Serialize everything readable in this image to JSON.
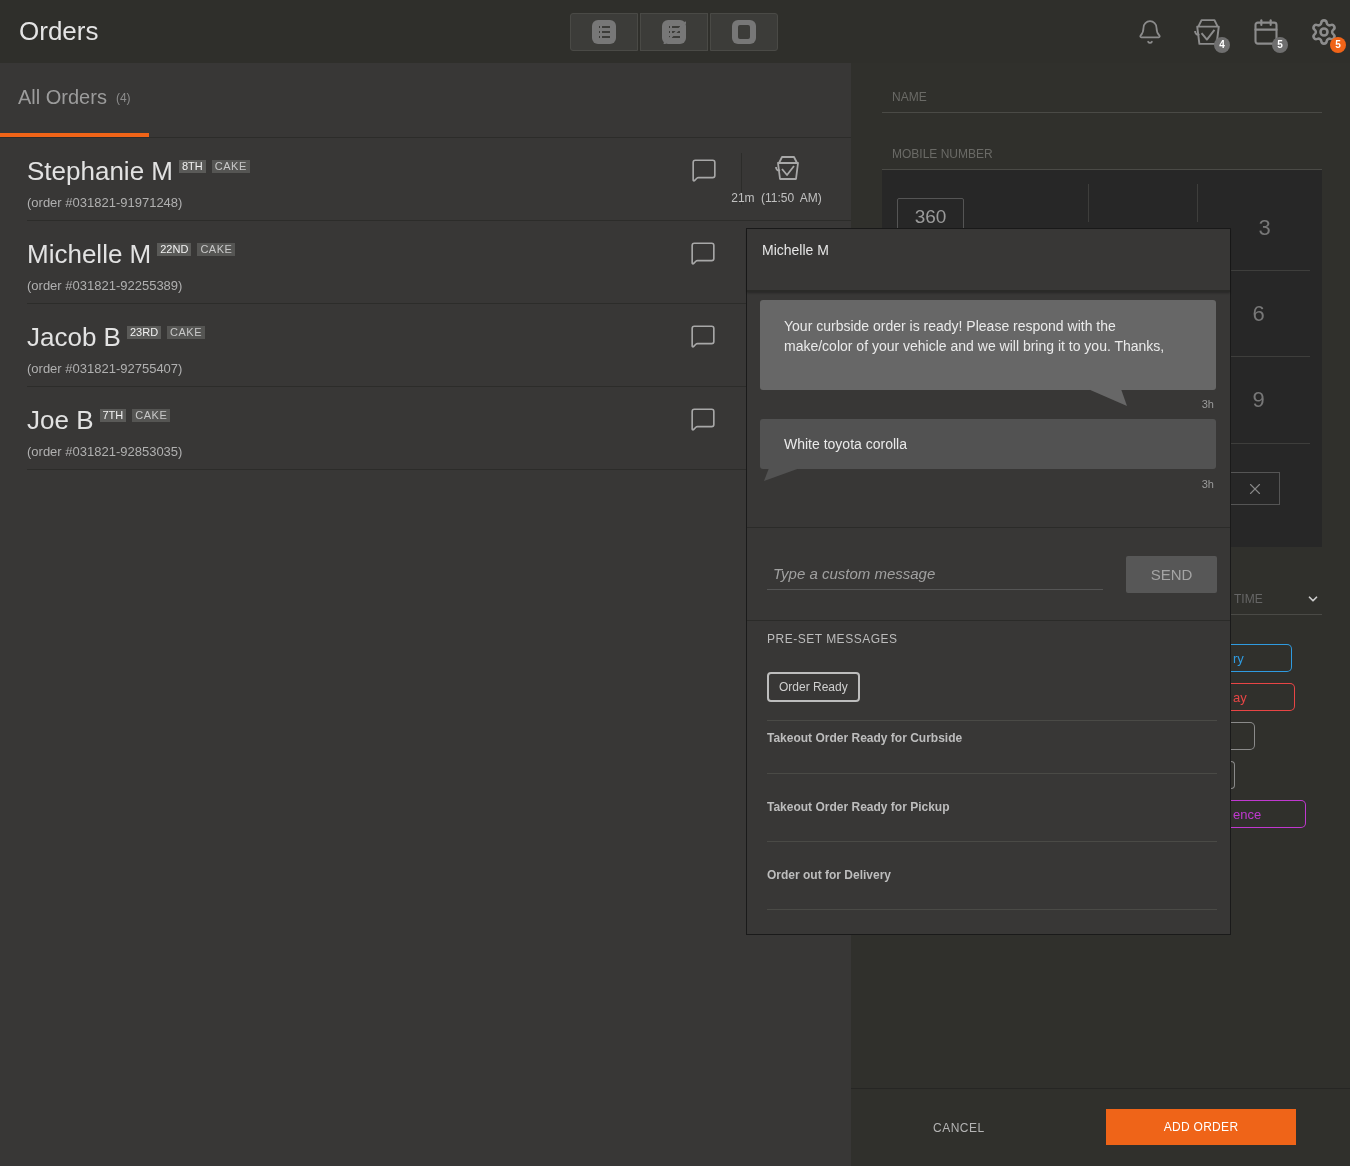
{
  "header": {
    "title": "Orders",
    "view_switch": [
      {
        "kind": "list"
      },
      {
        "kind": "hidden-list"
      },
      {
        "kind": "square"
      }
    ],
    "icons": [
      {
        "kind": "bell"
      },
      {
        "kind": "takeout",
        "badge": "4",
        "color": "#6f6f6f"
      },
      {
        "kind": "calendar",
        "badge": "5",
        "color": "#6f6f6f"
      },
      {
        "kind": "gear",
        "badge": "5",
        "color": "#f06418"
      }
    ]
  },
  "orders_tab": {
    "label": "All Orders",
    "count": "(4)",
    "selected": true
  },
  "orders": [
    {
      "name": "Stephanie M",
      "seat": "8TH",
      "tag": "CAKE",
      "order_no": "(order #031821-91971248)",
      "elapsed": "21m",
      "time": "(11:50 AM)"
    },
    {
      "name": "Michelle M",
      "seat": "22ND",
      "tag": "CAKE",
      "order_no": "(order #031821-92255389)"
    },
    {
      "name": "Jacob B",
      "seat": "23RD",
      "tag": "CAKE",
      "order_no": "(order #031821-92755407)"
    },
    {
      "name": "Joe B",
      "seat": "7TH",
      "tag": "CAKE",
      "order_no": "(order #031821-92853035)"
    }
  ],
  "form": {
    "name_label": "NAME",
    "mobile_label": "MOBILE NUMBER",
    "area_code": "360",
    "keys": [
      "3",
      "6",
      "9"
    ],
    "time_label": "TIME",
    "tags": [
      {
        "text": "ry",
        "color": "#2f9be0"
      },
      {
        "text": "ay",
        "color": "#e84545"
      },
      {
        "color": "#8a8a8a"
      },
      {
        "color": "#8a8a8a"
      },
      {
        "text": "ence",
        "color": "#c038d0"
      }
    ]
  },
  "footer": {
    "cancel": "CANCEL",
    "add": "ADD ORDER"
  },
  "chat": {
    "name": "Michelle M",
    "messages": [
      {
        "kind": "sent",
        "text": "Your curbside order is ready! Please respond with the make/color of your vehicle and we will bring it to you. Thanks,",
        "time": "3h"
      },
      {
        "kind": "received",
        "text": "White toyota corolla",
        "time": "3h"
      }
    ],
    "placeholder": "Type a custom message",
    "send": "SEND",
    "presets_title": "PRE-SET MESSAGES",
    "presets": [
      {
        "kind": "chip",
        "label": "Order Ready"
      },
      {
        "kind": "row",
        "label": "Takeout Order Ready for Curbside"
      },
      {
        "kind": "row",
        "label": "Takeout Order Ready for Pickup"
      },
      {
        "kind": "row",
        "label": "Order out for Delivery"
      }
    ]
  }
}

---*---

**Work to do**:
Strip out the pictures and quote the remaining data word for word.

**Output of the task**:
Serialize everything readable in this image to JSON.
{
  "header": {
    "title": "Orders",
    "view_switch": [
      {
        "kind": "list"
      },
      {
        "kind": "hidden-list"
      },
      {
        "kind": "square"
      }
    ],
    "icons": [
      {
        "kind": "bell"
      },
      {
        "kind": "takeout",
        "badge": "4",
        "color": "#6f6f6f"
      },
      {
        "kind": "calendar",
        "badge": "5",
        "color": "#6f6f6f"
      },
      {
        "kind": "gear",
        "badge": "5",
        "color": "#f06418"
      }
    ]
  },
  "orders_tab": {
    "label": "All Orders",
    "count": "(4)",
    "selected": true
  },
  "orders": [
    {
      "name": "Stephanie M",
      "seat": "8TH",
      "tag": "CAKE",
      "order_no": "(order #031821-91971248)",
      "elapsed": "21m",
      "time": "(11:50 AM)"
    },
    {
      "name": "Michelle M",
      "seat": "22ND",
      "tag": "CAKE",
      "order_no": "(order #031821-92255389)"
    },
    {
      "name": "Jacob B",
      "seat": "23RD",
      "tag": "CAKE",
      "order_no": "(order #031821-92755407)"
    },
    {
      "name": "Joe B",
      "seat": "7TH",
      "tag": "CAKE",
      "order_no": "(order #031821-92853035)"
    }
  ],
  "form": {
    "name_label": "NAME",
    "mobile_label": "MOBILE NUMBER",
    "area_code": "360",
    "keys": [
      "3",
      "6",
      "9"
    ],
    "time_label": "TIME",
    "tags": [
      {
        "text": "ry",
        "color": "#2f9be0"
      },
      {
        "text": "ay",
        "color": "#e84545"
      },
      {
        "color": "#8a8a8a"
      },
      {
        "color": "#8a8a8a"
      },
      {
        "text": "ence",
        "color": "#c038d0"
      }
    ]
  },
  "footer": {
    "cancel": "CANCEL",
    "add": "ADD ORDER"
  },
  "chat": {
    "name": "Michelle M",
    "messages": [
      {
        "kind": "sent",
        "text": "Your curbside order is ready! Please respond with the make/color of your vehicle and we will bring it to you. Thanks,",
        "time": "3h"
      },
      {
        "kind": "received",
        "text": "White toyota corolla",
        "time": "3h"
      }
    ],
    "placeholder": "Type a custom message",
    "send": "SEND",
    "presets_title": "PRE-SET MESSAGES",
    "presets": [
      {
        "kind": "chip",
        "label": "Order Ready"
      },
      {
        "kind": "row",
        "label": "Takeout Order Ready for Curbside"
      },
      {
        "kind": "row",
        "label": "Takeout Order Ready for Pickup"
      },
      {
        "kind": "row",
        "label": "Order out for Delivery"
      }
    ]
  }
}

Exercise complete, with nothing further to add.